__STATED EXERCISE__
Omit the pictures from the entries below and retype everything else exactly.

__SUPPLIED RECORDS__
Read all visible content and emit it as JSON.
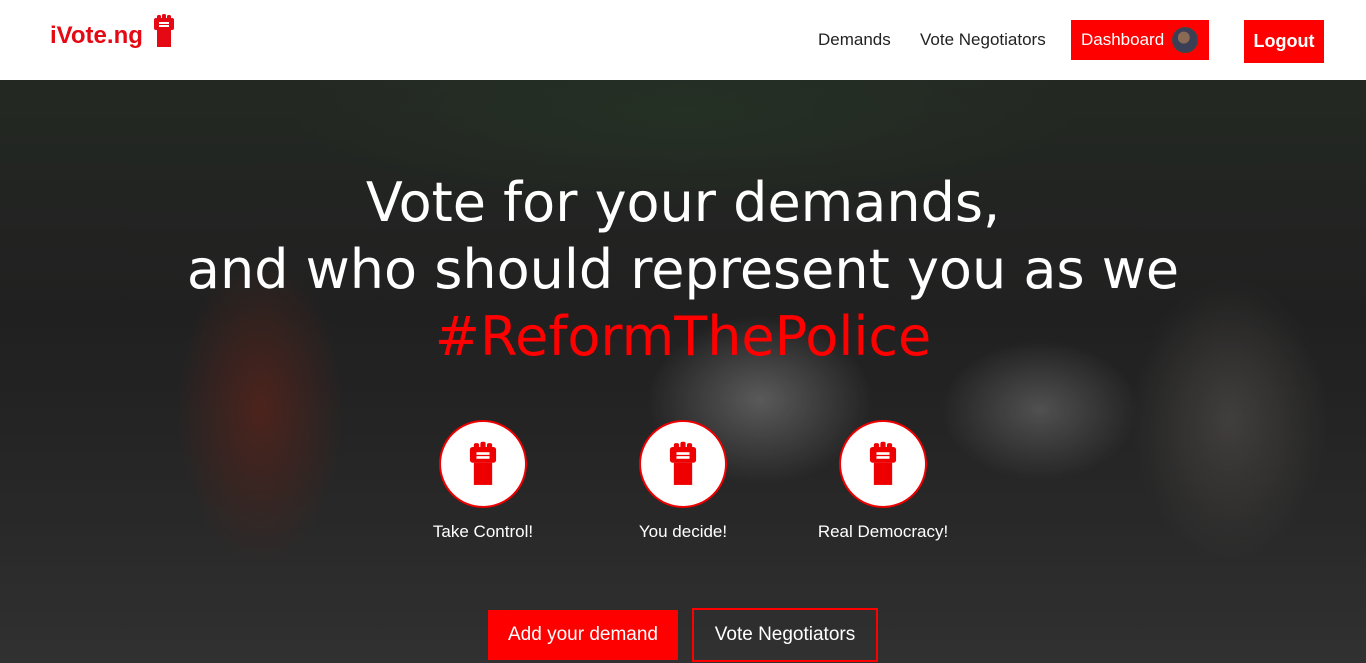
{
  "navbar": {
    "brand": "iVote.ng",
    "links": [
      "Demands",
      "Vote Negotiators"
    ],
    "dashboard_label": "Dashboard",
    "logout_label": "Logout"
  },
  "hero": {
    "title_line1": "Vote for your demands,",
    "title_line2": "and who should represent you as we",
    "hashtag": "#ReformThePolice",
    "features": [
      "Take Control!",
      "You decide!",
      "Real Democracy!"
    ],
    "primary_button": "Add your demand",
    "secondary_button": "Vote Negotiators"
  },
  "colors": {
    "accent": "#ff0000",
    "brand": "#e50914"
  },
  "icons": {
    "brand": "raised-fist-icon",
    "features": "raised-fist-icon",
    "avatar": "user-avatar"
  }
}
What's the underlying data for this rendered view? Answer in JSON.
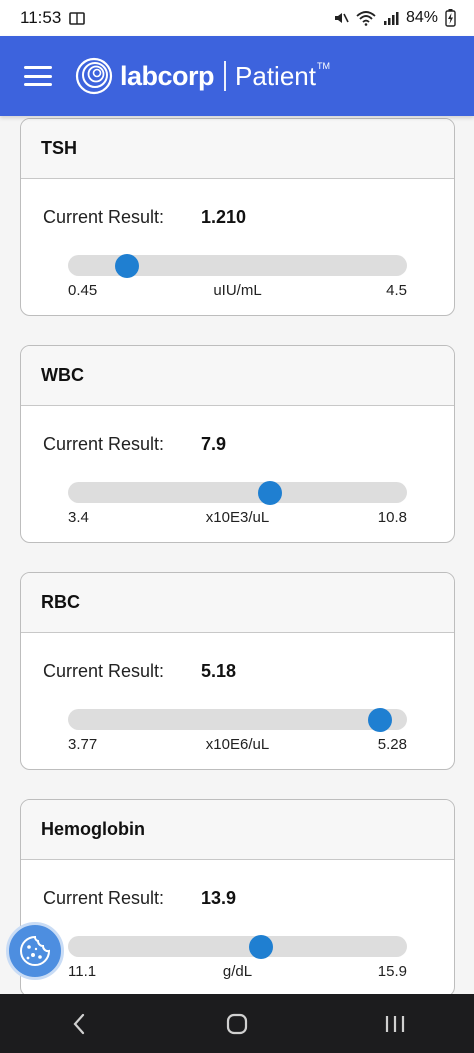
{
  "status_bar": {
    "time": "11:53",
    "battery": "84%"
  },
  "header": {
    "brand": "labcorp",
    "product": "Patient",
    "trademark": "TM"
  },
  "results": [
    {
      "name": "TSH",
      "label": "Current Result:",
      "value": "1.210",
      "min": "0.45",
      "max": "4.5",
      "unit": "uIU/mL",
      "position": 0.175
    },
    {
      "name": "WBC",
      "label": "Current Result:",
      "value": "7.9",
      "min": "3.4",
      "max": "10.8",
      "unit": "x10E3/uL",
      "position": 0.595
    },
    {
      "name": "RBC",
      "label": "Current Result:",
      "value": "5.18",
      "min": "3.77",
      "max": "5.28",
      "unit": "x10E6/uL",
      "position": 0.92
    },
    {
      "name": "Hemoglobin",
      "label": "Current Result:",
      "value": "13.9",
      "min": "11.1",
      "max": "15.9",
      "unit": "g/dL",
      "position": 0.57
    }
  ],
  "colors": {
    "header_bg": "#3d63dd",
    "thumb": "#1f7fd1",
    "track": "#dddddd"
  },
  "icons": {
    "cookie": "cookie-icon",
    "back": "back-icon",
    "home": "home-icon",
    "recents": "recents-icon"
  }
}
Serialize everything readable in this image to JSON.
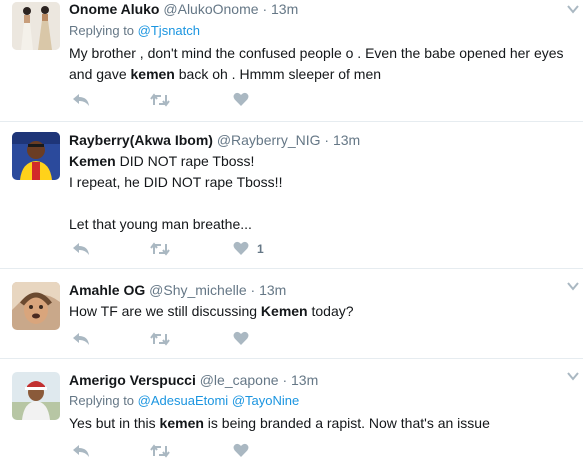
{
  "tweets": [
    {
      "name": "Onome Aluko",
      "handle": "@AlukoOnome",
      "dot": "·",
      "time": "13m",
      "replying_label": "Replying to",
      "replying_to": [
        "@Tjsnatch"
      ],
      "text_parts": [
        "My brother , don't mind the confused people o . Even the babe opened her eyes and gave ",
        "kemen",
        " back oh . Hmmm sleeper of men"
      ],
      "like_count": ""
    },
    {
      "name": "Rayberry(Akwa Ibom)",
      "handle": "@Rayberry_NIG",
      "dot": "·",
      "time": "13m",
      "lines": [
        {
          "bold": "Kemen",
          "rest": " DID NOT rape Tboss!"
        },
        {
          "bold": "",
          "rest": "I repeat, he DID NOT rape Tboss!!"
        },
        {
          "bold": "",
          "rest": ""
        },
        {
          "bold": "",
          "rest": "Let that young man breathe..."
        }
      ],
      "like_count": "1"
    },
    {
      "name": "Amahle OG",
      "handle": "@Shy_michelle",
      "dot": "·",
      "time": "13m",
      "text_parts": [
        "How TF are we still discussing ",
        "Kemen",
        " today?"
      ],
      "like_count": ""
    },
    {
      "name": "Amerigo Verspucci",
      "handle": "@le_capone",
      "dot": "·",
      "time": "13m",
      "replying_label": "Replying to",
      "replying_to": [
        "@AdesuaEtomi",
        "@TayoNine"
      ],
      "text_parts": [
        "Yes but in this ",
        "kemen",
        " is being branded a rapist. Now that's an issue"
      ],
      "like_count": ""
    }
  ],
  "colors": {
    "text": "#14171a",
    "muted": "#657786",
    "link": "#1b95e0",
    "icon": "#aab8c2",
    "divider": "#e6ecf0"
  },
  "icons": [
    "reply-icon",
    "retweet-icon",
    "like-icon",
    "caret-down-icon"
  ]
}
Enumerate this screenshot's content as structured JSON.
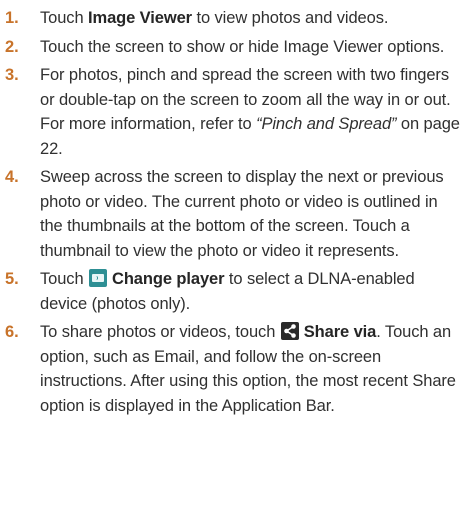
{
  "steps": [
    {
      "num": "1.",
      "parts": [
        {
          "t": "text",
          "v": "Touch "
        },
        {
          "t": "bold",
          "v": "Image Viewer"
        },
        {
          "t": "text",
          "v": " to view photos and videos."
        }
      ]
    },
    {
      "num": "2.",
      "parts": [
        {
          "t": "text",
          "v": "Touch the screen to show or hide Image Viewer options."
        }
      ]
    },
    {
      "num": "3.",
      "parts": [
        {
          "t": "text",
          "v": "For photos, pinch and spread the screen with two fingers or double-tap on the screen to zoom all the way in or out. For more information, refer to "
        },
        {
          "t": "italic",
          "v": "“Pinch and Spread”"
        },
        {
          "t": "text",
          "v": " on page 22."
        }
      ]
    },
    {
      "num": "4.",
      "parts": [
        {
          "t": "text",
          "v": "Sweep across the screen to display the next or previous photo or video. The current photo or video is outlined in the thumbnails at the bottom of the screen. Touch a thumbnail to view the photo or video it represents."
        }
      ]
    },
    {
      "num": "5.",
      "parts": [
        {
          "t": "text",
          "v": "Touch "
        },
        {
          "t": "icon",
          "v": "change-player-icon"
        },
        {
          "t": "bold",
          "v": "Change player"
        },
        {
          "t": "text",
          "v": " to select a DLNA-enabled device (photos only)."
        }
      ]
    },
    {
      "num": "6.",
      "parts": [
        {
          "t": "text",
          "v": "To share photos or videos, touch "
        },
        {
          "t": "icon",
          "v": "share-icon"
        },
        {
          "t": "bold",
          "v": "Share via"
        },
        {
          "t": "text",
          "v": ". Touch an option, such as Email, and follow the on-screen instructions. After using this option, the most recent Share option is displayed in the Application Bar."
        }
      ]
    }
  ],
  "colors": {
    "step_number": "#c8732a",
    "body_text": "#303030",
    "change_player_icon_bg": "#2d8f94",
    "share_icon_bg": "#2a2a2a"
  }
}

__OUTPUT BELOW__
Read all visible content and emit it as JSON.
{
  "navbar": {
    "brand": "iVote.ng",
    "links": [
      "Demands",
      "Vote Negotiators"
    ],
    "dashboard_label": "Dashboard",
    "logout_label": "Logout"
  },
  "hero": {
    "title_line1": "Vote for your demands,",
    "title_line2": "and who should represent you as we",
    "hashtag": "#ReformThePolice",
    "features": [
      "Take Control!",
      "You decide!",
      "Real Democracy!"
    ],
    "primary_button": "Add your demand",
    "secondary_button": "Vote Negotiators"
  },
  "colors": {
    "accent": "#ff0000",
    "brand": "#e50914"
  },
  "icons": {
    "brand": "raised-fist-icon",
    "features": "raised-fist-icon",
    "avatar": "user-avatar"
  }
}
What's the underlying data for this rendered view? Answer in JSON.
{
  "status_bar": {
    "time": "11:53",
    "battery": "84%"
  },
  "header": {
    "brand": "labcorp",
    "product": "Patient",
    "trademark": "TM"
  },
  "results": [
    {
      "name": "TSH",
      "label": "Current Result:",
      "value": "1.210",
      "min": "0.45",
      "max": "4.5",
      "unit": "uIU/mL",
      "position": 0.175
    },
    {
      "name": "WBC",
      "label": "Current Result:",
      "value": "7.9",
      "min": "3.4",
      "max": "10.8",
      "unit": "x10E3/uL",
      "position": 0.595
    },
    {
      "name": "RBC",
      "label": "Current Result:",
      "value": "5.18",
      "min": "3.77",
      "max": "5.28",
      "unit": "x10E6/uL",
      "position": 0.92
    },
    {
      "name": "Hemoglobin",
      "label": "Current Result:",
      "value": "13.9",
      "min": "11.1",
      "max": "15.9",
      "unit": "g/dL",
      "position": 0.57
    }
  ],
  "colors": {
    "header_bg": "#3d63dd",
    "thumb": "#1f7fd1",
    "track": "#dddddd"
  },
  "icons": {
    "cookie": "cookie-icon",
    "back": "back-icon",
    "home": "home-icon",
    "recents": "recents-icon"
  }
}
Serialize everything readable in this image to JSON.
{
  "tweets": [
    {
      "name": "Onome Aluko",
      "handle": "@AlukoOnome",
      "dot": "·",
      "time": "13m",
      "replying_label": "Replying to",
      "replying_to": [
        "@Tjsnatch"
      ],
      "text_parts": [
        "My brother , don't mind the confused people o . Even the babe opened her eyes and gave ",
        "kemen",
        " back oh . Hmmm sleeper of men"
      ],
      "like_count": ""
    },
    {
      "name": "Rayberry(Akwa Ibom)",
      "handle": "@Rayberry_NIG",
      "dot": "·",
      "time": "13m",
      "lines": [
        {
          "bold": "Kemen",
          "rest": " DID NOT rape Tboss!"
        },
        {
          "bold": "",
          "rest": "I repeat, he DID NOT rape Tboss!!"
        },
        {
          "bold": "",
          "rest": ""
        },
        {
          "bold": "",
          "rest": "Let that young man breathe..."
        }
      ],
      "like_count": "1"
    },
    {
      "name": "Amahle OG",
      "handle": "@Shy_michelle",
      "dot": "·",
      "time": "13m",
      "text_parts": [
        "How TF are we still discussing ",
        "Kemen",
        " today?"
      ],
      "like_count": ""
    },
    {
      "name": "Amerigo Verspucci",
      "handle": "@le_capone",
      "dot": "·",
      "time": "13m",
      "replying_label": "Replying to",
      "replying_to": [
        "@AdesuaEtomi",
        "@TayoNine"
      ],
      "text_parts": [
        "Yes but in this ",
        "kemen",
        " is being branded a rapist. Now that's an issue"
      ],
      "like_count": ""
    }
  ],
  "colors": {
    "text": "#14171a",
    "muted": "#657786",
    "link": "#1b95e0",
    "icon": "#aab8c2",
    "divider": "#e6ecf0"
  },
  "icons": [
    "reply-icon",
    "retweet-icon",
    "like-icon",
    "caret-down-icon"
  ]
}
Enumerate this screenshot's content as structured JSON.
{
  "steps": [
    {
      "num": "1.",
      "parts": [
        {
          "t": "text",
          "v": "Touch "
        },
        {
          "t": "bold",
          "v": "Image Viewer"
        },
        {
          "t": "text",
          "v": " to view photos and videos."
        }
      ]
    },
    {
      "num": "2.",
      "parts": [
        {
          "t": "text",
          "v": "Touch the screen to show or hide Image Viewer options."
        }
      ]
    },
    {
      "num": "3.",
      "parts": [
        {
          "t": "text",
          "v": "For photos, pinch and spread the screen with two fingers or double-tap on the screen to zoom all the way in or out. For more information, refer to "
        },
        {
          "t": "italic",
          "v": "“Pinch and Spread”"
        },
        {
          "t": "text",
          "v": " on page 22."
        }
      ]
    },
    {
      "num": "4.",
      "parts": [
        {
          "t": "text",
          "v": "Sweep across the screen to display the next or previous photo or video. The current photo or video is outlined in the thumbnails at the bottom of the screen. Touch a thumbnail to view the photo or video it represents."
        }
      ]
    },
    {
      "num": "5.",
      "parts": [
        {
          "t": "text",
          "v": "Touch "
        },
        {
          "t": "icon",
          "v": "change-player-icon"
        },
        {
          "t": "bold",
          "v": "Change player"
        },
        {
          "t": "text",
          "v": " to select a DLNA-enabled device (photos only)."
        }
      ]
    },
    {
      "num": "6.",
      "parts": [
        {
          "t": "text",
          "v": "To share photos or videos, touch "
        },
        {
          "t": "icon",
          "v": "share-icon"
        },
        {
          "t": "bold",
          "v": "Share via"
        },
        {
          "t": "text",
          "v": ". Touch an option, such as Email, and follow the on-screen instructions. After using this option, the most recent Share option is displayed in the Application Bar."
        }
      ]
    }
  ],
  "colors": {
    "step_number": "#c8732a",
    "body_text": "#303030",
    "change_player_icon_bg": "#2d8f94",
    "share_icon_bg": "#2a2a2a"
  }
}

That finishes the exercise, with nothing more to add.